Records from a collection of figures:
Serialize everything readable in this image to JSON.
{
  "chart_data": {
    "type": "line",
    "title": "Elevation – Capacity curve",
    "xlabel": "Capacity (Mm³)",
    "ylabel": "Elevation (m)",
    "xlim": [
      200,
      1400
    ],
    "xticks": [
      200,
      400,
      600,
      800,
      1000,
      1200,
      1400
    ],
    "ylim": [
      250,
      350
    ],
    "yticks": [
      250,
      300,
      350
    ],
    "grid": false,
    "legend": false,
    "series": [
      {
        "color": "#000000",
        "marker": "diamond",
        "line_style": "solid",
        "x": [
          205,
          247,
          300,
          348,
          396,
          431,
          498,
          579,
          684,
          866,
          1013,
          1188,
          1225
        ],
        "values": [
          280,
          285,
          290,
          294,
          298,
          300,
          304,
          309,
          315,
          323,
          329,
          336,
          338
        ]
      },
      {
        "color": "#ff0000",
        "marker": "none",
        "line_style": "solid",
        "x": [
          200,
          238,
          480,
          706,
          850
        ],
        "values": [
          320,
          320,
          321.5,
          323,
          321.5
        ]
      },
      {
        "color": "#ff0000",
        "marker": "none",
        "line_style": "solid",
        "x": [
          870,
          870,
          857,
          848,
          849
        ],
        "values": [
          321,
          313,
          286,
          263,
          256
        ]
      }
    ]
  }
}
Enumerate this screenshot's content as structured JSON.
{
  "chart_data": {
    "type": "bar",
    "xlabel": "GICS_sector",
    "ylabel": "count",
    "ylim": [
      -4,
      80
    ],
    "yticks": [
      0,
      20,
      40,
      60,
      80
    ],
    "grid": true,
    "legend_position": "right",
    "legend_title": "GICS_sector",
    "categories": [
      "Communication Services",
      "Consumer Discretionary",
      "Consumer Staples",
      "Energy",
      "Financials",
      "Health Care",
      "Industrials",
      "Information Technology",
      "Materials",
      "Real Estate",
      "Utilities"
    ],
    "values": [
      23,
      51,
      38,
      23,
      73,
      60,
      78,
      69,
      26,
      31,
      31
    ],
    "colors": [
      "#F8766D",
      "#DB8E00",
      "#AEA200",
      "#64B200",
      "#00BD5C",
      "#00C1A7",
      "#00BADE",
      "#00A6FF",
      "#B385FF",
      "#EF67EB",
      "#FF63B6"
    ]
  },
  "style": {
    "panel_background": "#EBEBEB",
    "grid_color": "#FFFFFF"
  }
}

What is being asked:
Report each line in the data that holds the word "JSON".

Reply to the exercise:
Serialize everything readable in this image to JSON.
Enumerate this screenshot's content as structured JSON.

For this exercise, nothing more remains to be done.